+++ Input rows +++
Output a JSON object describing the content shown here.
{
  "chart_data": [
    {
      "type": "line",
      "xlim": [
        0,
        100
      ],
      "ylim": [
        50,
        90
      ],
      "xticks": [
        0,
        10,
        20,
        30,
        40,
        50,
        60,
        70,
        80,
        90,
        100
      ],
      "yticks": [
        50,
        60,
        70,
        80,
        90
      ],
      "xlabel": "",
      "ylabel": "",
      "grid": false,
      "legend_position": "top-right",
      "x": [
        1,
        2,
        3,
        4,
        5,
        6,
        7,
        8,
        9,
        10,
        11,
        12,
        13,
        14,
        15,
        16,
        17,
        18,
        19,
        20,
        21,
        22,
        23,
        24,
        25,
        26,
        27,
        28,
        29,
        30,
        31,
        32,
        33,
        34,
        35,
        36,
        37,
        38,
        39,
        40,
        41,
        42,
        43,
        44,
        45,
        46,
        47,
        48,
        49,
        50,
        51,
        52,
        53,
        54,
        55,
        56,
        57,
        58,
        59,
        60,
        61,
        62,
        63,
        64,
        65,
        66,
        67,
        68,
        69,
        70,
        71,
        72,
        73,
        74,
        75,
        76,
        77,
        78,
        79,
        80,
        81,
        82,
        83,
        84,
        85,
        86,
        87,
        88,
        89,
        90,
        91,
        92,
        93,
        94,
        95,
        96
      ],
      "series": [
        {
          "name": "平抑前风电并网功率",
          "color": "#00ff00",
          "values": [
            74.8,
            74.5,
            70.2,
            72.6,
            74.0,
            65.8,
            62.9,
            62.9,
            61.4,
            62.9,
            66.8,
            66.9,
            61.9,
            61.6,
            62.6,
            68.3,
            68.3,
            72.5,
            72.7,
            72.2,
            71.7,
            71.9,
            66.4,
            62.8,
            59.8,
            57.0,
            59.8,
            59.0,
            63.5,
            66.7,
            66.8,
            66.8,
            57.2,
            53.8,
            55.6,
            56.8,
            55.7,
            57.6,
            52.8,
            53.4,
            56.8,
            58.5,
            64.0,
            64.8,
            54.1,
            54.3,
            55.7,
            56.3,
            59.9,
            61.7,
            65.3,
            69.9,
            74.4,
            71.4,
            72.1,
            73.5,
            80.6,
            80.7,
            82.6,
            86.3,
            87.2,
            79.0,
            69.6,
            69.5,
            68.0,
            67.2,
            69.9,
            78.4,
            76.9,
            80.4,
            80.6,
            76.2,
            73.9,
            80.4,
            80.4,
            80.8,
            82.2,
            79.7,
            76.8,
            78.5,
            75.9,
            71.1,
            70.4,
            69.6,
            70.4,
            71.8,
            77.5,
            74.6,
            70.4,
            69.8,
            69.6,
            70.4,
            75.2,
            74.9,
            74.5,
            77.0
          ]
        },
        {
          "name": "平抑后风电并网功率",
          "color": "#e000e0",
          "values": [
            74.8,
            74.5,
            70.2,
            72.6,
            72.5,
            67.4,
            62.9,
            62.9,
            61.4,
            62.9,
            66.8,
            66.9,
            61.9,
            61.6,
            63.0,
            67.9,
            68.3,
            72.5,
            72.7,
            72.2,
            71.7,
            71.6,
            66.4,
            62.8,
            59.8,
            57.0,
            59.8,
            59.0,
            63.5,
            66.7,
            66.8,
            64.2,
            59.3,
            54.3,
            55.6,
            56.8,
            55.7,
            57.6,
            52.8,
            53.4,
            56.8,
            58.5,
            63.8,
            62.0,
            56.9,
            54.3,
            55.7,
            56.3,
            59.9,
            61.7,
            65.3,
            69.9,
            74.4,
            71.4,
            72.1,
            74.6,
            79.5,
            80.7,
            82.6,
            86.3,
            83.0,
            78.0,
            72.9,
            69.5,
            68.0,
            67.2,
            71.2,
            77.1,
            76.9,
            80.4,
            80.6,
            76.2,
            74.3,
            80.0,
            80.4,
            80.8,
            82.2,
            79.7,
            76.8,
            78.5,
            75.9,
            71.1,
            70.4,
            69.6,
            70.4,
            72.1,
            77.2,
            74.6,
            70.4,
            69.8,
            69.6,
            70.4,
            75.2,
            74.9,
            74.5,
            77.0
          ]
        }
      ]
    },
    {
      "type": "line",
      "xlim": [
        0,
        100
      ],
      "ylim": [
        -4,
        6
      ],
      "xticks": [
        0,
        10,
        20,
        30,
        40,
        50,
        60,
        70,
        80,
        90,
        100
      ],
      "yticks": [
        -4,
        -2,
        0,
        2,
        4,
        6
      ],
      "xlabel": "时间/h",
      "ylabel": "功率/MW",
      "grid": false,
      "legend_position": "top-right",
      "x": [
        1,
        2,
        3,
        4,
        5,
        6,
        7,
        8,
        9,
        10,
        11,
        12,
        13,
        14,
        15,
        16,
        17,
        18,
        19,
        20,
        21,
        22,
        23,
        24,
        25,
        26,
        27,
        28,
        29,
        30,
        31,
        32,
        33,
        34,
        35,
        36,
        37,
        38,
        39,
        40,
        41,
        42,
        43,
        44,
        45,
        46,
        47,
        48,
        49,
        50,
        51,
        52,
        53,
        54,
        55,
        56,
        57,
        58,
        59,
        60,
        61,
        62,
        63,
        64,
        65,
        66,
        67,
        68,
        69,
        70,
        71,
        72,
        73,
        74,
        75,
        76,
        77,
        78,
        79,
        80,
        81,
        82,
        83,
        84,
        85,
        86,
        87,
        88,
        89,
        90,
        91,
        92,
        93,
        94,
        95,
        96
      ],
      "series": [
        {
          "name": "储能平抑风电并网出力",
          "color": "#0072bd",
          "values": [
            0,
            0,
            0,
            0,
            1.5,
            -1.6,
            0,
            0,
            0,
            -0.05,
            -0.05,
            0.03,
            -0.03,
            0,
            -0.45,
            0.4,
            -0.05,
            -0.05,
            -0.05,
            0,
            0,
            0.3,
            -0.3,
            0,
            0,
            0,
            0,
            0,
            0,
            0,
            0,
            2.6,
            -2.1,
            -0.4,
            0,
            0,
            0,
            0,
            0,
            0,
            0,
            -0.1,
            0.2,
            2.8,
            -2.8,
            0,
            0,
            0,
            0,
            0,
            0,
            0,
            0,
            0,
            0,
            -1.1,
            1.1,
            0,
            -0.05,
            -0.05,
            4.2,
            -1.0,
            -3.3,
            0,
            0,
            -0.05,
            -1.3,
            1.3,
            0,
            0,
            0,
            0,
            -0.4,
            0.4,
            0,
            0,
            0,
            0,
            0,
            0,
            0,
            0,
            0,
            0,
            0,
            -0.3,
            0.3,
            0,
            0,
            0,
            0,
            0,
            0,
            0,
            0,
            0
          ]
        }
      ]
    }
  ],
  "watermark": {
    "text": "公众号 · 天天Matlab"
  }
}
+++
### Task to complete
The data above must be returned in full, exactly as written.

### Solution
Output a JSON object describing the content shown here.
{
  "chart_data": [
    {
      "type": "line",
      "xlim": [
        0,
        100
      ],
      "ylim": [
        50,
        90
      ],
      "xticks": [
        0,
        10,
        20,
        30,
        40,
        50,
        60,
        70,
        80,
        90,
        100
      ],
      "yticks": [
        50,
        60,
        70,
        80,
        90
      ],
      "xlabel": "",
      "ylabel": "",
      "grid": false,
      "legend_position": "top-right",
      "x": [
        1,
        2,
        3,
        4,
        5,
        6,
        7,
        8,
        9,
        10,
        11,
        12,
        13,
        14,
        15,
        16,
        17,
        18,
        19,
        20,
        21,
        22,
        23,
        24,
        25,
        26,
        27,
        28,
        29,
        30,
        31,
        32,
        33,
        34,
        35,
        36,
        37,
        38,
        39,
        40,
        41,
        42,
        43,
        44,
        45,
        46,
        47,
        48,
        49,
        50,
        51,
        52,
        53,
        54,
        55,
        56,
        57,
        58,
        59,
        60,
        61,
        62,
        63,
        64,
        65,
        66,
        67,
        68,
        69,
        70,
        71,
        72,
        73,
        74,
        75,
        76,
        77,
        78,
        79,
        80,
        81,
        82,
        83,
        84,
        85,
        86,
        87,
        88,
        89,
        90,
        91,
        92,
        93,
        94,
        95,
        96
      ],
      "series": [
        {
          "name": "平抑前风电并网功率",
          "color": "#00ff00",
          "values": [
            74.8,
            74.5,
            70.2,
            72.6,
            74.0,
            65.8,
            62.9,
            62.9,
            61.4,
            62.9,
            66.8,
            66.9,
            61.9,
            61.6,
            62.6,
            68.3,
            68.3,
            72.5,
            72.7,
            72.2,
            71.7,
            71.9,
            66.4,
            62.8,
            59.8,
            57.0,
            59.8,
            59.0,
            63.5,
            66.7,
            66.8,
            66.8,
            57.2,
            53.8,
            55.6,
            56.8,
            55.7,
            57.6,
            52.8,
            53.4,
            56.8,
            58.5,
            64.0,
            64.8,
            54.1,
            54.3,
            55.7,
            56.3,
            59.9,
            61.7,
            65.3,
            69.9,
            74.4,
            71.4,
            72.1,
            73.5,
            80.6,
            80.7,
            82.6,
            86.3,
            87.2,
            79.0,
            69.6,
            69.5,
            68.0,
            67.2,
            69.9,
            78.4,
            76.9,
            80.4,
            80.6,
            76.2,
            73.9,
            80.4,
            80.4,
            80.8,
            82.2,
            79.7,
            76.8,
            78.5,
            75.9,
            71.1,
            70.4,
            69.6,
            70.4,
            71.8,
            77.5,
            74.6,
            70.4,
            69.8,
            69.6,
            70.4,
            75.2,
            74.9,
            74.5,
            77.0
          ]
        },
        {
          "name": "平抑后风电并网功率",
          "color": "#e000e0",
          "values": [
            74.8,
            74.5,
            70.2,
            72.6,
            72.5,
            67.4,
            62.9,
            62.9,
            61.4,
            62.9,
            66.8,
            66.9,
            61.9,
            61.6,
            63.0,
            67.9,
            68.3,
            72.5,
            72.7,
            72.2,
            71.7,
            71.6,
            66.4,
            62.8,
            59.8,
            57.0,
            59.8,
            59.0,
            63.5,
            66.7,
            66.8,
            64.2,
            59.3,
            54.3,
            55.6,
            56.8,
            55.7,
            57.6,
            52.8,
            53.4,
            56.8,
            58.5,
            63.8,
            62.0,
            56.9,
            54.3,
            55.7,
            56.3,
            59.9,
            61.7,
            65.3,
            69.9,
            74.4,
            71.4,
            72.1,
            74.6,
            79.5,
            80.7,
            82.6,
            86.3,
            83.0,
            78.0,
            72.9,
            69.5,
            68.0,
            67.2,
            71.2,
            77.1,
            76.9,
            80.4,
            80.6,
            76.2,
            74.3,
            80.0,
            80.4,
            80.8,
            82.2,
            79.7,
            76.8,
            78.5,
            75.9,
            71.1,
            70.4,
            69.6,
            70.4,
            72.1,
            77.2,
            74.6,
            70.4,
            69.8,
            69.6,
            70.4,
            75.2,
            74.9,
            74.5,
            77.0
          ]
        }
      ]
    },
    {
      "type": "line",
      "xlim": [
        0,
        100
      ],
      "ylim": [
        -4,
        6
      ],
      "xticks": [
        0,
        10,
        20,
        30,
        40,
        50,
        60,
        70,
        80,
        90,
        100
      ],
      "yticks": [
        -4,
        -2,
        0,
        2,
        4,
        6
      ],
      "xlabel": "时间/h",
      "ylabel": "功率/MW",
      "grid": false,
      "legend_position": "top-right",
      "x": [
        1,
        2,
        3,
        4,
        5,
        6,
        7,
        8,
        9,
        10,
        11,
        12,
        13,
        14,
        15,
        16,
        17,
        18,
        19,
        20,
        21,
        22,
        23,
        24,
        25,
        26,
        27,
        28,
        29,
        30,
        31,
        32,
        33,
        34,
        35,
        36,
        37,
        38,
        39,
        40,
        41,
        42,
        43,
        44,
        45,
        46,
        47,
        48,
        49,
        50,
        51,
        52,
        53,
        54,
        55,
        56,
        57,
        58,
        59,
        60,
        61,
        62,
        63,
        64,
        65,
        66,
        67,
        68,
        69,
        70,
        71,
        72,
        73,
        74,
        75,
        76,
        77,
        78,
        79,
        80,
        81,
        82,
        83,
        84,
        85,
        86,
        87,
        88,
        89,
        90,
        91,
        92,
        93,
        94,
        95,
        96
      ],
      "series": [
        {
          "name": "储能平抑风电并网出力",
          "color": "#0072bd",
          "values": [
            0,
            0,
            0,
            0,
            1.5,
            -1.6,
            0,
            0,
            0,
            -0.05,
            -0.05,
            0.03,
            -0.03,
            0,
            -0.45,
            0.4,
            -0.05,
            -0.05,
            -0.05,
            0,
            0,
            0.3,
            -0.3,
            0,
            0,
            0,
            0,
            0,
            0,
            0,
            0,
            2.6,
            -2.1,
            -0.4,
            0,
            0,
            0,
            0,
            0,
            0,
            0,
            -0.1,
            0.2,
            2.8,
            -2.8,
            0,
            0,
            0,
            0,
            0,
            0,
            0,
            0,
            0,
            0,
            -1.1,
            1.1,
            0,
            -0.05,
            -0.05,
            4.2,
            -1.0,
            -3.3,
            0,
            0,
            -0.05,
            -1.3,
            1.3,
            0,
            0,
            0,
            0,
            -0.4,
            0.4,
            0,
            0,
            0,
            0,
            0,
            0,
            0,
            0,
            0,
            0,
            0,
            -0.3,
            0.3,
            0,
            0,
            0,
            0,
            0,
            0,
            0,
            0,
            0
          ]
        }
      ]
    }
  ],
  "watermark": {
    "text": "公众号 · 天天Matlab"
  }
}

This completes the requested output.